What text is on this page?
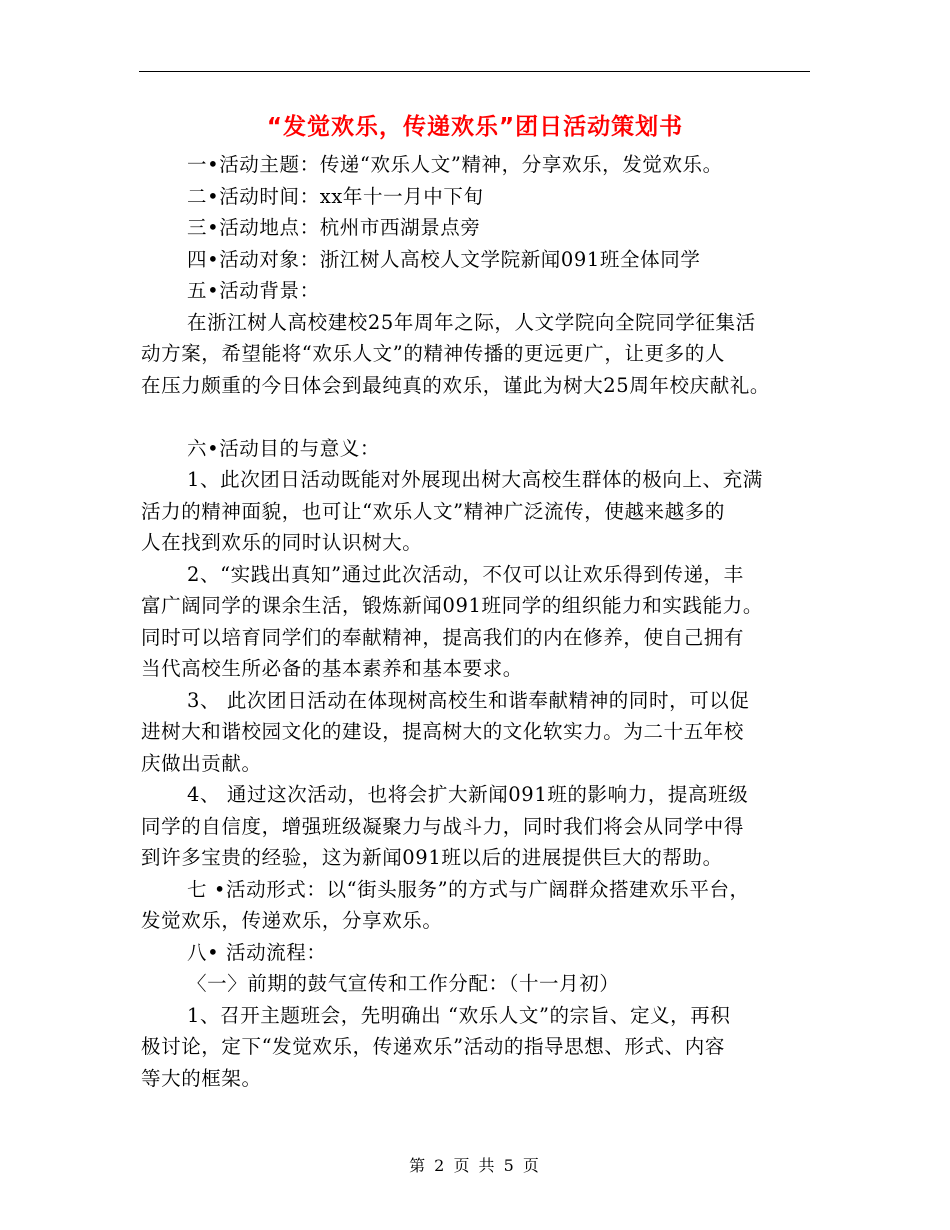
“发觉欢乐，传递欢乐”团日活动策划书
一•活动主题：传递“欢乐人文”精神，分享欢乐，发觉欢乐。
二•活动时间：xx年十一月中下旬
三•活动地点：杭州市西湖景点旁
四•活动对象：浙江树人高校人文学院新闻091班全体同学
五•活动背景：
在浙江树人高校建校25年周年之际，人文学院向全院同学征集活
动方案，希望能将“欢乐人文”的精神传播的更远更广，让更多的人
在压力颇重的今日体会到最纯真的欢乐，谨此为树大25周年校庆献礼。
六•活动目的与意义：
1、此次团日活动既能对外展现出树大高校生群体的极向上、充满
活力的精神面貌，也可让“欢乐人文”精神广泛流传，使越来越多的
人在找到欢乐的同时认识树大。
2、“实践出真知”通过此次活动，不仅可以让欢乐得到传递，丰
富广阔同学的课余生活，锻炼新闻091班同学的组织能力和实践能力。
同时可以培育同学们的奉献精神，提高我们的内在修养，使自己拥有
当代高校生所必备的基本素养和基本要求。
3、 此次团日活动在体现树高校生和谐奉献精神的同时，可以促
进树大和谐校园文化的建设，提高树大的文化软实力。为二十五年校
庆做出贡献。
4、 通过这次活动，也将会扩大新闻091班的影响力，提高班级
同学的自信度，增强班级凝聚力与战斗力，同时我们将会从同学中得
到许多宝贵的经验，这为新闻091班以后的进展提供巨大的帮助。
七 •活动形式：以“街头服务”的方式与广阔群众搭建欢乐平台，
发觉欢乐，传递欢乐，分享欢乐。
八• 活动流程：
〈一〉前期的鼓气宣传和工作分配：（十一月初）
1、召开主题班会，先明确出 “欢乐人文”的宗旨、定义，再积
极讨论，定下“发觉欢乐，传递欢乐”活动的指导思想、形式、内容
等大的框架。
第 2 页 共 5 页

_WRITTEN REQUEST_
Collect every line above that contains the word "欢乐人文".

_SOLUTION FOR THIS TASK_
一•活动主题：传递“欢乐人文”精神，分享欢乐，发觉欢乐。
动方案，希望能将“欢乐人文”的精神传播的更远更广，让更多的人
活力的精神面貌，也可让“欢乐人文”精神广泛流传，使越来越多的
1、召开主题班会，先明确出 “欢乐人文”的宗旨、定义，再积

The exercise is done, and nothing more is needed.